The data
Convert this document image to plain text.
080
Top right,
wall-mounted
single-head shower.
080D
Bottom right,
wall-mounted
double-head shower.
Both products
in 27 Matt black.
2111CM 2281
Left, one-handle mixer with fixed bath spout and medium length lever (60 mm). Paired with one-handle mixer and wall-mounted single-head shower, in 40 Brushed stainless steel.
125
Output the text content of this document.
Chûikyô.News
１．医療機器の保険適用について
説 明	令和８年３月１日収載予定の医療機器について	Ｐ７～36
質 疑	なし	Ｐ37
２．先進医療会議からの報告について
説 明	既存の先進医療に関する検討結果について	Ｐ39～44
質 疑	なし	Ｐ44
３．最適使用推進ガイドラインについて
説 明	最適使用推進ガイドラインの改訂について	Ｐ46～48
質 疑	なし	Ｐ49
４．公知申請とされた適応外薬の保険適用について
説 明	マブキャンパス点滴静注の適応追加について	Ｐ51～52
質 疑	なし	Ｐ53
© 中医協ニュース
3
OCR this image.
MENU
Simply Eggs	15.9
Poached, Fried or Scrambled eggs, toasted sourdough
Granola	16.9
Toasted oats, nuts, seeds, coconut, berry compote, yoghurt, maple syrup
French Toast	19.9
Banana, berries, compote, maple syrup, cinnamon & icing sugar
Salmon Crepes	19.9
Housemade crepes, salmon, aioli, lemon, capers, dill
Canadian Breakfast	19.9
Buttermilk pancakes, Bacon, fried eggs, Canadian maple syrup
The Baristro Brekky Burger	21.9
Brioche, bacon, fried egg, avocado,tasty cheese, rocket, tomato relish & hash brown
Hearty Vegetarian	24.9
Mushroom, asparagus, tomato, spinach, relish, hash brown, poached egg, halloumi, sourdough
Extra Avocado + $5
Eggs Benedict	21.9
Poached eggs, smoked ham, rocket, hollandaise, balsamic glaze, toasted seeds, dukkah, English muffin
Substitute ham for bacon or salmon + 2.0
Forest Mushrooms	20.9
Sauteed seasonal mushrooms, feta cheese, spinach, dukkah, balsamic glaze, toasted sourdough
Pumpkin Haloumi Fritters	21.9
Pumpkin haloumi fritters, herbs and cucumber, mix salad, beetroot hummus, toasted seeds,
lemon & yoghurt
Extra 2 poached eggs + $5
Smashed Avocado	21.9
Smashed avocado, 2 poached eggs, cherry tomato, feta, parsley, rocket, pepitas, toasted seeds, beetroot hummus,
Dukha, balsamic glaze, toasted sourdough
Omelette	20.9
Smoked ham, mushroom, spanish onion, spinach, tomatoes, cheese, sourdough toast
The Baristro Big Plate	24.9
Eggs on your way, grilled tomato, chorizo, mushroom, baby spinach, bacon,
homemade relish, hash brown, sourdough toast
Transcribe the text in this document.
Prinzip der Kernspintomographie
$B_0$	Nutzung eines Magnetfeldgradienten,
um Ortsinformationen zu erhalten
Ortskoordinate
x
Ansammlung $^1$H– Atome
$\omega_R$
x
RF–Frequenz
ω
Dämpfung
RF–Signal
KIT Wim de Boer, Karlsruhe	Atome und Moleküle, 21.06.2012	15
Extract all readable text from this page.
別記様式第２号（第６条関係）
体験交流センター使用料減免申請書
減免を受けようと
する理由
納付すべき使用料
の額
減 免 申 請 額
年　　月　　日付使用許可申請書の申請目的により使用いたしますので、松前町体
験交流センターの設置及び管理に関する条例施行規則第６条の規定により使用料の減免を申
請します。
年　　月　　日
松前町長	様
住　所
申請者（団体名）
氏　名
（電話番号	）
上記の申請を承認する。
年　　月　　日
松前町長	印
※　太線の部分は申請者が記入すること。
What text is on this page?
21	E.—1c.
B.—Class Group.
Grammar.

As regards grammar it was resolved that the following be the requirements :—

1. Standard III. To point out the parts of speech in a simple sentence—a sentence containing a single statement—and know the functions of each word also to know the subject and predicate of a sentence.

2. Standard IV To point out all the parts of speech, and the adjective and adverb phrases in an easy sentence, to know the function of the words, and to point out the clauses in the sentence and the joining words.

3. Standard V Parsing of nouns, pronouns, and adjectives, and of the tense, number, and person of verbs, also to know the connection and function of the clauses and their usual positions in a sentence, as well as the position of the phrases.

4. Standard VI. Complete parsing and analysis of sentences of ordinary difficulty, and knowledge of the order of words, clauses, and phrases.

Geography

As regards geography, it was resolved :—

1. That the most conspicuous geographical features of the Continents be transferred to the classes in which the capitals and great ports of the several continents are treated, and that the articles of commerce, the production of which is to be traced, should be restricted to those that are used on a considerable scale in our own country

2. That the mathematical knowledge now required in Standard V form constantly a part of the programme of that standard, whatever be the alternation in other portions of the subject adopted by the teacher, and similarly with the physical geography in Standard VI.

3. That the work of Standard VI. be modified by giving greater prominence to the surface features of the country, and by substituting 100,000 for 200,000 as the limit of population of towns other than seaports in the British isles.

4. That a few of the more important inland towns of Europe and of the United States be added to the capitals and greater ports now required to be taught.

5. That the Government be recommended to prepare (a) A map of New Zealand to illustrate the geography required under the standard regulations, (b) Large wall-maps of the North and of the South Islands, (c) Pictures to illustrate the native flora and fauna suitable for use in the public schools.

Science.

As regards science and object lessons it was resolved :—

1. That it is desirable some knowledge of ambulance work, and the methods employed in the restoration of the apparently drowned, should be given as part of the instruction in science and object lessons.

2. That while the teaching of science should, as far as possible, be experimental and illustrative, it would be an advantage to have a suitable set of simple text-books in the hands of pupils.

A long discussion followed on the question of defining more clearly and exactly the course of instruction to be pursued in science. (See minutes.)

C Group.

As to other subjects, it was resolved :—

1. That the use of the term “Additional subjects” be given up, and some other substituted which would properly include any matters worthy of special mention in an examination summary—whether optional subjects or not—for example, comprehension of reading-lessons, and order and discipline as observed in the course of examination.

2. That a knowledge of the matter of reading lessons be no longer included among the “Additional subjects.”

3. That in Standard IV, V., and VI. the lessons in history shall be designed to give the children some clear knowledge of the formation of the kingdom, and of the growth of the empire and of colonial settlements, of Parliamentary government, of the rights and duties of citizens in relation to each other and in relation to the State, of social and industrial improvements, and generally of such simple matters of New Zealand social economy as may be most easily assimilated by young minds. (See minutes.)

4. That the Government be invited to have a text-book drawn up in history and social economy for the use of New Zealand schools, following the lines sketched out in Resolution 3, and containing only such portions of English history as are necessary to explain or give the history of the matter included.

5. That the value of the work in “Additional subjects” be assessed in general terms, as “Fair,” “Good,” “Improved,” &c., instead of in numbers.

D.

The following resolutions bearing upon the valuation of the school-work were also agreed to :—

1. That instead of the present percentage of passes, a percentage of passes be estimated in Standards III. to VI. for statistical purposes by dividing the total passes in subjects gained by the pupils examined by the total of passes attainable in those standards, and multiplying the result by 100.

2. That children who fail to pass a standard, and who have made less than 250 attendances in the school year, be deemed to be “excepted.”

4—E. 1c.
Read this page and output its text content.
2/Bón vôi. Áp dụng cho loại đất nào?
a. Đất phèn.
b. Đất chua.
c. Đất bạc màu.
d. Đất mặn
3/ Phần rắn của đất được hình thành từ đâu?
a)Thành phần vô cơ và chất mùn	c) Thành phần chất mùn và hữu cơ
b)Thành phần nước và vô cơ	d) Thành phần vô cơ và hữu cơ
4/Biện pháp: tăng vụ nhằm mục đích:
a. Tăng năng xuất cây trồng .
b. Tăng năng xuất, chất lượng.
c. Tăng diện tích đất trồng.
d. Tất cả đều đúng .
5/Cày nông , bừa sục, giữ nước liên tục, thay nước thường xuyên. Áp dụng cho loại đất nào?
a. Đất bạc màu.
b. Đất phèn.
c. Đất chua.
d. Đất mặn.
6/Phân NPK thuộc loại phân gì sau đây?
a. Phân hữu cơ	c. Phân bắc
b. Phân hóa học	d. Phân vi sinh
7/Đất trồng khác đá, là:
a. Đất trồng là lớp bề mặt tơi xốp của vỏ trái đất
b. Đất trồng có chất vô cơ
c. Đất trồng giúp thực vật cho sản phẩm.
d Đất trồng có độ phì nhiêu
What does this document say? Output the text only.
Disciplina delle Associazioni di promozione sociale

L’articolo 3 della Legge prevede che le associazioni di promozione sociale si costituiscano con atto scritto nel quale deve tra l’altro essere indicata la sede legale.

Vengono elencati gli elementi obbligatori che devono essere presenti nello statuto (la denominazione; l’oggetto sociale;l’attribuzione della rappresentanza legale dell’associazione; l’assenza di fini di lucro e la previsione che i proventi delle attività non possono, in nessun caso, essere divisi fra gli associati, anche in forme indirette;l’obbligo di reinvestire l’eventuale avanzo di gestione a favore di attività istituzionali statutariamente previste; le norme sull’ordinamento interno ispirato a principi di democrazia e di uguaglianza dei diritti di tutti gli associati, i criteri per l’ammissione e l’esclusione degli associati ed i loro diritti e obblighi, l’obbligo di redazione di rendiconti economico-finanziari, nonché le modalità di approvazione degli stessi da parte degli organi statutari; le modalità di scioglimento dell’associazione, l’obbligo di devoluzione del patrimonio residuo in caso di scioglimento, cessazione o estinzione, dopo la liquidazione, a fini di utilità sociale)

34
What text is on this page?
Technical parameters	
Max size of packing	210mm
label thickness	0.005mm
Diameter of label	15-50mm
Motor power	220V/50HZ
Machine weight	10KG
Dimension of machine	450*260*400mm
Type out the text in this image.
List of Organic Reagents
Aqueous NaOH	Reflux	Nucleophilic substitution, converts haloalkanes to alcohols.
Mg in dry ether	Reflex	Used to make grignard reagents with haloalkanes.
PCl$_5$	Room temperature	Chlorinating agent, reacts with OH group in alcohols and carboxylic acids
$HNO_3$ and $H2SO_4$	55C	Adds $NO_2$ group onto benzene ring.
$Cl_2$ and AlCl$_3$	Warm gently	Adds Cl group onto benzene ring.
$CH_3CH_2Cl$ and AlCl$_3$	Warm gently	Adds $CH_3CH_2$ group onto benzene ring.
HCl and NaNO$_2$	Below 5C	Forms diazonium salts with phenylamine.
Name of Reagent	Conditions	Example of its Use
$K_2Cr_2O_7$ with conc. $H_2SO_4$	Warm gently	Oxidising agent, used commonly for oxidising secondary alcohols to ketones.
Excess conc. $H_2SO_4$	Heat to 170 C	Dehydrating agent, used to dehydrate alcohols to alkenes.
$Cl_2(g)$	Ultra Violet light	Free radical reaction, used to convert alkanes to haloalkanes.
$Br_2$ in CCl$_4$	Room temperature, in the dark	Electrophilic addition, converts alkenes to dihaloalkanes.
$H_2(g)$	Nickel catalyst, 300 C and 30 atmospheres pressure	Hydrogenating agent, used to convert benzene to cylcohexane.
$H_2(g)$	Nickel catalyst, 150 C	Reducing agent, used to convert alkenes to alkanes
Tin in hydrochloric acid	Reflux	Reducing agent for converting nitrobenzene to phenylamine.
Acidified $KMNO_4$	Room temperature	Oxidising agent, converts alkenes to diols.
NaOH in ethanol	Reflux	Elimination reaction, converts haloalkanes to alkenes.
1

Goal of the exercise
Copy out each line in the listing that has the word "chất".

Result
a)Thành phần vô cơ và chất mùn	c) Thành phần chất mùn và hữu cơ
b. Tăng năng xuất, chất lượng.
b. Đất trồng có chất vô cơ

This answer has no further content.